(Directions):
If a line in the listing below includes the word "intensity", pick it out.

= = = =

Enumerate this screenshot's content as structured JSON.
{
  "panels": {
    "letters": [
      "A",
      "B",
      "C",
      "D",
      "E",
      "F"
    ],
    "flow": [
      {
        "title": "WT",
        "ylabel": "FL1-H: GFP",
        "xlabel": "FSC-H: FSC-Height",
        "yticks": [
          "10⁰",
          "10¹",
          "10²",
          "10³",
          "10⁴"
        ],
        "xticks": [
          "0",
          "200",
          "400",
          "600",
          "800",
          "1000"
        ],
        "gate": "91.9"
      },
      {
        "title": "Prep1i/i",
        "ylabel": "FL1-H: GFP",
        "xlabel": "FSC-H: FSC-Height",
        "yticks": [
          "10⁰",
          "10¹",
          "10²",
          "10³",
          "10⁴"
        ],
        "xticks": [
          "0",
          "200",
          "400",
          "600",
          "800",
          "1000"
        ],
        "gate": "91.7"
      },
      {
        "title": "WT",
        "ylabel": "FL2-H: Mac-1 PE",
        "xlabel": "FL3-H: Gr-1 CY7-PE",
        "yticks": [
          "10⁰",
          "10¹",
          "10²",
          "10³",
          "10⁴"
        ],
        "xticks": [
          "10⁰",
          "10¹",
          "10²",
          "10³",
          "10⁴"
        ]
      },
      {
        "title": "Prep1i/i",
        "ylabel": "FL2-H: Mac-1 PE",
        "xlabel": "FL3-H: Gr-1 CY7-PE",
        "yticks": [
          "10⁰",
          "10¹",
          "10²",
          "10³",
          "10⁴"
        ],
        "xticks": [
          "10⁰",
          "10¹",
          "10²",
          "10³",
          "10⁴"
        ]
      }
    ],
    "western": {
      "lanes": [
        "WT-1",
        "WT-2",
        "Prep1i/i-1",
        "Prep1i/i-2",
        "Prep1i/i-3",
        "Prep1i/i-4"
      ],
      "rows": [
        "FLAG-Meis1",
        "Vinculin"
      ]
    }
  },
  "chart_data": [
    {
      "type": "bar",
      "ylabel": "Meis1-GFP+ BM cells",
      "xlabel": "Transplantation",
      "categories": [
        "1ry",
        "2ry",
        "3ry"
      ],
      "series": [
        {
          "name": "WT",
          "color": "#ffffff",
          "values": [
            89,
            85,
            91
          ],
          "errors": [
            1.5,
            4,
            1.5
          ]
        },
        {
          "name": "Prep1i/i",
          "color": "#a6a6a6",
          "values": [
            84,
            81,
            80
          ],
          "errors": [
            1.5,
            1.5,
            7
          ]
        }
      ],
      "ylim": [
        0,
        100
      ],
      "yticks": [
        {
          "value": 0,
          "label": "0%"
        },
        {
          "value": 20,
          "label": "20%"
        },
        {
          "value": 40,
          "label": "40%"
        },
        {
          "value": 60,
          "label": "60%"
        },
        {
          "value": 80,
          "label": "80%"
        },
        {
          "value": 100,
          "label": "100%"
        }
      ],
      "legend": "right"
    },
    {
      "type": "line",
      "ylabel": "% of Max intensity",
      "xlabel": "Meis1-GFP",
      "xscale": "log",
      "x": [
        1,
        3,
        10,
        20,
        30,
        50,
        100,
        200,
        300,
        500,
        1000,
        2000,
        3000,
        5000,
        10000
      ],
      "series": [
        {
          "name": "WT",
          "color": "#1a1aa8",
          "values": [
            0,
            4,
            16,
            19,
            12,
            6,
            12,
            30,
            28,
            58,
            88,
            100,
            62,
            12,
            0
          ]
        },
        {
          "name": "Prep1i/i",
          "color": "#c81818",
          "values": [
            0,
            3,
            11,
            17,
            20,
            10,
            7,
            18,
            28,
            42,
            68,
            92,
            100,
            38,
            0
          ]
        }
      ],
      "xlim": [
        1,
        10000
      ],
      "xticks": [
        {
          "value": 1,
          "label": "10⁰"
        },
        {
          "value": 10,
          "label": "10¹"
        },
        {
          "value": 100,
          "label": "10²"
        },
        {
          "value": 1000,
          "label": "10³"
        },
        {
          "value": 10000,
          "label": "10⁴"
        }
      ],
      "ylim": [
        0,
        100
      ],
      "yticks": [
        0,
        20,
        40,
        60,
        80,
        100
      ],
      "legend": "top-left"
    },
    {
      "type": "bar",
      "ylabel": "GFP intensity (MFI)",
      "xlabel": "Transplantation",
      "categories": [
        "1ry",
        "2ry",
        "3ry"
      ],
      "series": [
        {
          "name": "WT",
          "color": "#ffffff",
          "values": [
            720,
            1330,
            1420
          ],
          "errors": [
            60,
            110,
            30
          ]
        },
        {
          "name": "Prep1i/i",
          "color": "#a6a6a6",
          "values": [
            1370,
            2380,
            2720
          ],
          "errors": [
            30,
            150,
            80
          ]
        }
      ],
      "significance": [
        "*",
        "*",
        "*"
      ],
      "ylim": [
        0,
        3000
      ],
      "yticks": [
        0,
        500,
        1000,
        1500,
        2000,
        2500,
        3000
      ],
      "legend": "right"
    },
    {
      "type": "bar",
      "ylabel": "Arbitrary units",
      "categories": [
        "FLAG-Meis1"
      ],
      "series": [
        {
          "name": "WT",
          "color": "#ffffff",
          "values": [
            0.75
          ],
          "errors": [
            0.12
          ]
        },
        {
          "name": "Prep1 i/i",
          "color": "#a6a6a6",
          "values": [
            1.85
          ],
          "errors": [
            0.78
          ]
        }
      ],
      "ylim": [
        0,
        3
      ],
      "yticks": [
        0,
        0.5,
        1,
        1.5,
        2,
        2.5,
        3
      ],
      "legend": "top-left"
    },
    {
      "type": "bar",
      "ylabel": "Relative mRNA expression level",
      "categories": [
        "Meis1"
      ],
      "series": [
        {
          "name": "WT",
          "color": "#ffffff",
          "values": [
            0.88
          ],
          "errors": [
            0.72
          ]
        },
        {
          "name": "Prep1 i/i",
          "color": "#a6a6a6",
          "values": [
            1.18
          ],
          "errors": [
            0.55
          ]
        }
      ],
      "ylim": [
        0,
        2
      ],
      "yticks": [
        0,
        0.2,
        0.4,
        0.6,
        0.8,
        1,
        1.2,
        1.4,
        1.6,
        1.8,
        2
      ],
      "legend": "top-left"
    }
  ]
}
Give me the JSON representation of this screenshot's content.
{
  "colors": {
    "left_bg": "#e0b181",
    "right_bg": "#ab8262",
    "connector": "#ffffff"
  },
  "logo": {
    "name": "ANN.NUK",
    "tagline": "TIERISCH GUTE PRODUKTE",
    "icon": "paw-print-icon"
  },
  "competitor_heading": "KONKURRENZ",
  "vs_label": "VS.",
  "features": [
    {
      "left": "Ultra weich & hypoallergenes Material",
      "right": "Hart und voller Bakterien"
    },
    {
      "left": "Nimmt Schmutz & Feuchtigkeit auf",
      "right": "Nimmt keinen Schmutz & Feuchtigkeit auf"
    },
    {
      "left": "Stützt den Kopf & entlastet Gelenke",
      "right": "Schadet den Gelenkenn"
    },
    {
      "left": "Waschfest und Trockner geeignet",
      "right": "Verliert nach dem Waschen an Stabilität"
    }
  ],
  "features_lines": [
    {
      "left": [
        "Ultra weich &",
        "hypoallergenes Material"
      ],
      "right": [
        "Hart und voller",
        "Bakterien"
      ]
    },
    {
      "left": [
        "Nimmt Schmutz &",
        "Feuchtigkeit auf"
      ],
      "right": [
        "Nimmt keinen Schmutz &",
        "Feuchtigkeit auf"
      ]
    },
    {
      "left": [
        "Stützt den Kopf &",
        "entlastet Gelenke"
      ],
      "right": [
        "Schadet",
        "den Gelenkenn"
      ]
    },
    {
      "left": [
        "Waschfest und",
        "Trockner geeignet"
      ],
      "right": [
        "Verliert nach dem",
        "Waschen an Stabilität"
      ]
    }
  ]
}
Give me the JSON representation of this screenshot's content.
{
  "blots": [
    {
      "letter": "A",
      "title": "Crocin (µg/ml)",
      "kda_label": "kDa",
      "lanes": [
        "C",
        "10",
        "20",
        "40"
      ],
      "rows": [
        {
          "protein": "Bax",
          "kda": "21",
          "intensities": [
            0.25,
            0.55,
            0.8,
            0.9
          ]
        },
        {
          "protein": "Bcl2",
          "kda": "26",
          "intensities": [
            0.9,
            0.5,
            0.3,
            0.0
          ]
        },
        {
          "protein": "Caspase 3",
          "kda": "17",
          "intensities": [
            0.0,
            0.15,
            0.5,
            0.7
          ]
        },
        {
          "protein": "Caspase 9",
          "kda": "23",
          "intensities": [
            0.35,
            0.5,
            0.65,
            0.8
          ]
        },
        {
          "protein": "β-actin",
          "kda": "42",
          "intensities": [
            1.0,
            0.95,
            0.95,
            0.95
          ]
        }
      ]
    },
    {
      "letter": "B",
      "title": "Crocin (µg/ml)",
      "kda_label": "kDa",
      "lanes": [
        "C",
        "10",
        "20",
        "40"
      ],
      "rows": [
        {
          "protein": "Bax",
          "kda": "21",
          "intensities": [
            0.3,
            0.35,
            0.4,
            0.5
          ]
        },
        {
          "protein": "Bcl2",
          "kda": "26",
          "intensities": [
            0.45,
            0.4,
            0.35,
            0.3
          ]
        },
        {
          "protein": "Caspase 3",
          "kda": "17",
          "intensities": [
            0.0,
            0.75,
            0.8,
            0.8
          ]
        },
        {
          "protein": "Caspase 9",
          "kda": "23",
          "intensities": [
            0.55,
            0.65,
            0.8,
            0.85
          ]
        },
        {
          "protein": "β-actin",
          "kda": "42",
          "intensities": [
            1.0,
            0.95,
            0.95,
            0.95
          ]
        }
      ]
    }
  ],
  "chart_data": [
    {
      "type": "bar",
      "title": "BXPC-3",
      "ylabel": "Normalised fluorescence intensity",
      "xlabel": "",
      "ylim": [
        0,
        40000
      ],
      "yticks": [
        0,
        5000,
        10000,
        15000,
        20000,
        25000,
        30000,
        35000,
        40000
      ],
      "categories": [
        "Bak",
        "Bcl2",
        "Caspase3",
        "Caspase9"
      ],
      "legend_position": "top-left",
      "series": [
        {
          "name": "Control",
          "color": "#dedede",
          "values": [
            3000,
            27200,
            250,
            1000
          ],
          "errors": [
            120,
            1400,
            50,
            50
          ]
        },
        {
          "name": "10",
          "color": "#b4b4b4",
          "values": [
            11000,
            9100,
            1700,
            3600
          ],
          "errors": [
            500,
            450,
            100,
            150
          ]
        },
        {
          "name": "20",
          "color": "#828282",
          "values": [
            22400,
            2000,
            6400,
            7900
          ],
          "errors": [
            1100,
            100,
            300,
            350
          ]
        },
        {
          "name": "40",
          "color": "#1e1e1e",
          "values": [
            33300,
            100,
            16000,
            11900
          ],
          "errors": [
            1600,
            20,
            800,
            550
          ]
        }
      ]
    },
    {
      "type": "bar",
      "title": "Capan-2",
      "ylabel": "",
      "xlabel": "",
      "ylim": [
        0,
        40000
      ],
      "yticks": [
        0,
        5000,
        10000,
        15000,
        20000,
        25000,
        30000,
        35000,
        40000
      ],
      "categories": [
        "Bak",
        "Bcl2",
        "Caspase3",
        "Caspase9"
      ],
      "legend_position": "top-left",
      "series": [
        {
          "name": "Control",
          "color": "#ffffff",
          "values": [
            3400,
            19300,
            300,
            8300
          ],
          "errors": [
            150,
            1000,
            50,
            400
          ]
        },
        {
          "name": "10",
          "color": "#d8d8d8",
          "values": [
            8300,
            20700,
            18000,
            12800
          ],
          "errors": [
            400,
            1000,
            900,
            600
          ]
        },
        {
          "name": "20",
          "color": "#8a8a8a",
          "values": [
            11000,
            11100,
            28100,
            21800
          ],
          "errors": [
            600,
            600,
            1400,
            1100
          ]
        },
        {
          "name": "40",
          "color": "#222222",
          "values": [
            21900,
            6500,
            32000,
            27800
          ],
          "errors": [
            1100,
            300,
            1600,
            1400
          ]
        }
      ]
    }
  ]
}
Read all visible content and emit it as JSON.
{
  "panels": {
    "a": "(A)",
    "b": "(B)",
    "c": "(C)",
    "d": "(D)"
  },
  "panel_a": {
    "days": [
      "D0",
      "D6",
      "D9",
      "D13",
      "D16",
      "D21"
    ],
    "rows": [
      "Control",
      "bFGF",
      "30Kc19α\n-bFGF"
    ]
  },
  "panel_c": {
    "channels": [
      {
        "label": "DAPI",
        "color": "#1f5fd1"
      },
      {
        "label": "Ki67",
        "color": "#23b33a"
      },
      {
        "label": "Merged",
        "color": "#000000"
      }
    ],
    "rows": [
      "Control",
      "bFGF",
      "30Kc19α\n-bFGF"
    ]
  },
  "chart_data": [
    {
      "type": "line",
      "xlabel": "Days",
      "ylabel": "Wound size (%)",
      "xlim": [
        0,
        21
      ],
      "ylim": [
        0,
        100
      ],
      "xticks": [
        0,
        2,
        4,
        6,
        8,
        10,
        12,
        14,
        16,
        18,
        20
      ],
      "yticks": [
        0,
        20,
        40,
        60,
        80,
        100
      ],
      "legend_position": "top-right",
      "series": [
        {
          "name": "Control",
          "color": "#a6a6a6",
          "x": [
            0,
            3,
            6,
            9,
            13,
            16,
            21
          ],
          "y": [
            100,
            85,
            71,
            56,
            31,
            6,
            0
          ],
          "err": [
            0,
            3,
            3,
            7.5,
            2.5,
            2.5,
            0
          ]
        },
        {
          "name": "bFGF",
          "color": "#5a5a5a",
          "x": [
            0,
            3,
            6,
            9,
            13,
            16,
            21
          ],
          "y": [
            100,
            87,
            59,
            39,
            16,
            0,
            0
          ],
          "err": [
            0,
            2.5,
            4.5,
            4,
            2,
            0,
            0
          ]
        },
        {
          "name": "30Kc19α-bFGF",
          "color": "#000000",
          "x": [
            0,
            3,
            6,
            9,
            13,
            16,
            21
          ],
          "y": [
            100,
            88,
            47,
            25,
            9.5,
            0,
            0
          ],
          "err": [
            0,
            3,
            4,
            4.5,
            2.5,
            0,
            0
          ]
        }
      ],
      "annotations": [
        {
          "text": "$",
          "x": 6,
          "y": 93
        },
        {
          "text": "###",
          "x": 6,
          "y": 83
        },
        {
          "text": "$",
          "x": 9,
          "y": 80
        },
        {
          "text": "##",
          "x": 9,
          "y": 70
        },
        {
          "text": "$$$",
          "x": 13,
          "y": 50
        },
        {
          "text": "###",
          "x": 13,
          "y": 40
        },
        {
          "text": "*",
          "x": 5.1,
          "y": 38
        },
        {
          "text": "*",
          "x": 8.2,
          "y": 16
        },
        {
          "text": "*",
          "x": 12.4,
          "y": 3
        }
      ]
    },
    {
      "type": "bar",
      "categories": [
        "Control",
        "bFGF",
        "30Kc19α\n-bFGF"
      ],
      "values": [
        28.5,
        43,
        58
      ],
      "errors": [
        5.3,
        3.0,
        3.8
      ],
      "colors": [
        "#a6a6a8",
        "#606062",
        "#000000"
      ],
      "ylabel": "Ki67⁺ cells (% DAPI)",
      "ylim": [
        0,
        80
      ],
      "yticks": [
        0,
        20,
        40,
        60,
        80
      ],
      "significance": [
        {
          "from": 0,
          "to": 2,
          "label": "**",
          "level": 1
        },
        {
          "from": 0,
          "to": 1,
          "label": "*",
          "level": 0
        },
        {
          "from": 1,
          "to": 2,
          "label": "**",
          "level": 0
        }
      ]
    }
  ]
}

= = = =

(Response box):
      "ylabel": "% of Max intensity",
      "ylabel": "GFP intensity (MFI)",
      "ylabel": "Normalised fluorescence intensity",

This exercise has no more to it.